* MATERIAL PROVIDED *
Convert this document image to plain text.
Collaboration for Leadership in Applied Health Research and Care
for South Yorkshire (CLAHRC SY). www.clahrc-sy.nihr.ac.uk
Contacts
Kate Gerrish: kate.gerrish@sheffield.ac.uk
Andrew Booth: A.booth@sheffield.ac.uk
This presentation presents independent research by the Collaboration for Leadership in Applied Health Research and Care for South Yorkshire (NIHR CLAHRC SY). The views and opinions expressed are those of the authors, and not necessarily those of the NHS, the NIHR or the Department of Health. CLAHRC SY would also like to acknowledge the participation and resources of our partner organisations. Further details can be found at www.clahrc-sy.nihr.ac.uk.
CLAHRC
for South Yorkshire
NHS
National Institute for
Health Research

---

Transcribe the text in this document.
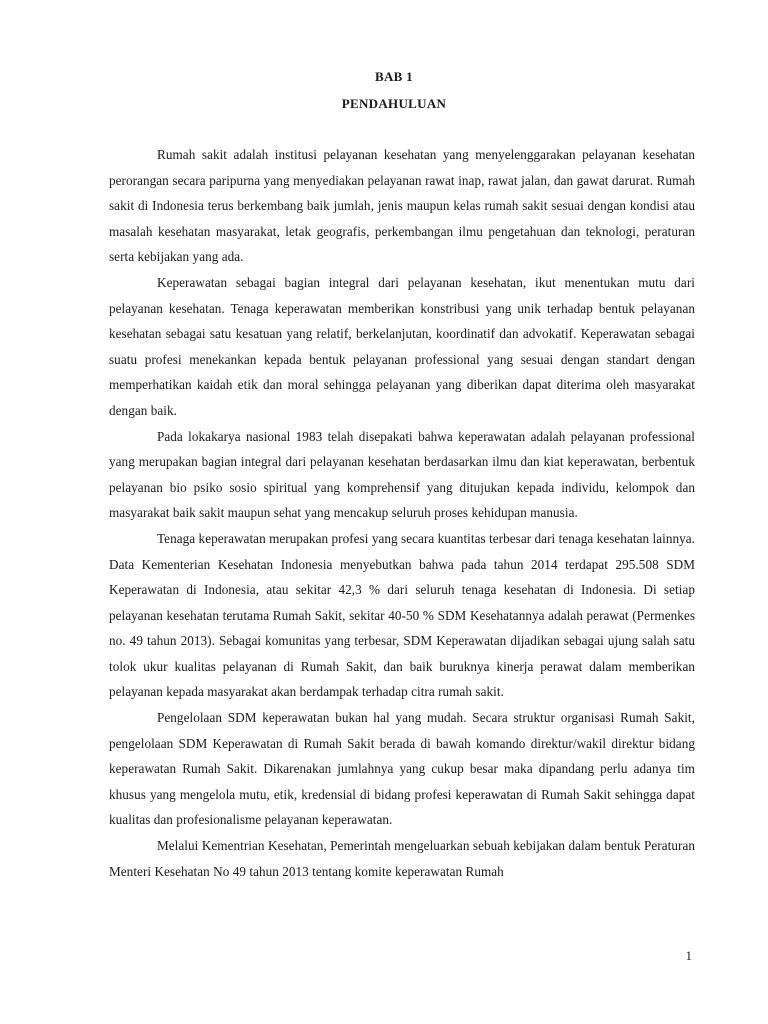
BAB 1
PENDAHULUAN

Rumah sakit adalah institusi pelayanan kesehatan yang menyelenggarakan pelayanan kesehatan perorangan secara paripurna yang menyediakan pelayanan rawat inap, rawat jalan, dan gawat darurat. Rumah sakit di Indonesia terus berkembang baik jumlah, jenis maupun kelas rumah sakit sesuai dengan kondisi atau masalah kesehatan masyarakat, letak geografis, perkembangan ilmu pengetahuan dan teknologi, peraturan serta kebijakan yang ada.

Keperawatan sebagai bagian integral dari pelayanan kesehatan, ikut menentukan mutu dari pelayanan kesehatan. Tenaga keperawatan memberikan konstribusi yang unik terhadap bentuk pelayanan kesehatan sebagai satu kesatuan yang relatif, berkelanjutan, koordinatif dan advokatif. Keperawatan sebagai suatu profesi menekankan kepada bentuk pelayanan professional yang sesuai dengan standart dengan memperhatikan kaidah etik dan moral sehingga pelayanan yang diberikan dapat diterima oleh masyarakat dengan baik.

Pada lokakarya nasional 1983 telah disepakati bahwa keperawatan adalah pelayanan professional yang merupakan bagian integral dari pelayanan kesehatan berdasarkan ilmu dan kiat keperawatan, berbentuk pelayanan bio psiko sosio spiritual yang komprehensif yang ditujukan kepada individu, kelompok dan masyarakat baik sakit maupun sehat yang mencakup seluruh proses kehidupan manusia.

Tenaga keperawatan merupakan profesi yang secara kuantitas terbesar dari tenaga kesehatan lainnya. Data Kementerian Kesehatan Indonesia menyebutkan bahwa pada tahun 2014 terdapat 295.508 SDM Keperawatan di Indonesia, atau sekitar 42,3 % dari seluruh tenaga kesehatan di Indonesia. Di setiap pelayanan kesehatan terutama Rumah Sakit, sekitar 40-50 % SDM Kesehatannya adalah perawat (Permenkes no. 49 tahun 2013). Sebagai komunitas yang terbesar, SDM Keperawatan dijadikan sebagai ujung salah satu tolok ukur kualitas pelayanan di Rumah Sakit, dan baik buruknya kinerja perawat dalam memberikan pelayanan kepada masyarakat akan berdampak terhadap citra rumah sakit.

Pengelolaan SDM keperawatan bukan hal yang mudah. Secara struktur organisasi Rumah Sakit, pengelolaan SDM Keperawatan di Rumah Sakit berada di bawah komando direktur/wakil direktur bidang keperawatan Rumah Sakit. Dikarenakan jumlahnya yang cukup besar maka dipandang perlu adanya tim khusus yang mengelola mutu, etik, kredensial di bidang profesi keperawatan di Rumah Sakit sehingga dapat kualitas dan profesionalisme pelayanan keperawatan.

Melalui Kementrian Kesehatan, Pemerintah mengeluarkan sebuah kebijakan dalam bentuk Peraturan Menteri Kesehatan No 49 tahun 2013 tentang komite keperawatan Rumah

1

* WRITTEN INSTRUCTION *
Look for "professional" and pull out every line that has it.

* TASK OUTPUT *
Keperawatan sebagai bagian integral dari pelayanan kesehatan, ikut menentukan mutu dari pelayanan kesehatan. Tenaga keperawatan memberikan konstribusi yang unik terhadap bentuk pelayanan kesehatan sebagai satu kesatuan yang relatif, berkelanjutan, koordinatif dan advokatif. Keperawatan sebagai suatu profesi menekankan kepada bentuk pelayanan professional yang sesuai dengan standart dengan memperhatikan kaidah etik dan moral sehingga pelayanan yang diberikan dapat diterima oleh masyarakat dengan baik.
Pada lokakarya nasional 1983 telah disepakati bahwa keperawatan adalah pelayanan professional yang merupakan bagian integral dari pelayanan kesehatan berdasarkan ilmu dan kiat keperawatan, berbentuk pelayanan bio psiko sosio spiritual yang komprehensif yang ditujukan kepada individu, kelompok dan masyarakat baik sakit maupun sehat yang mencakup seluruh proses kehidupan manusia.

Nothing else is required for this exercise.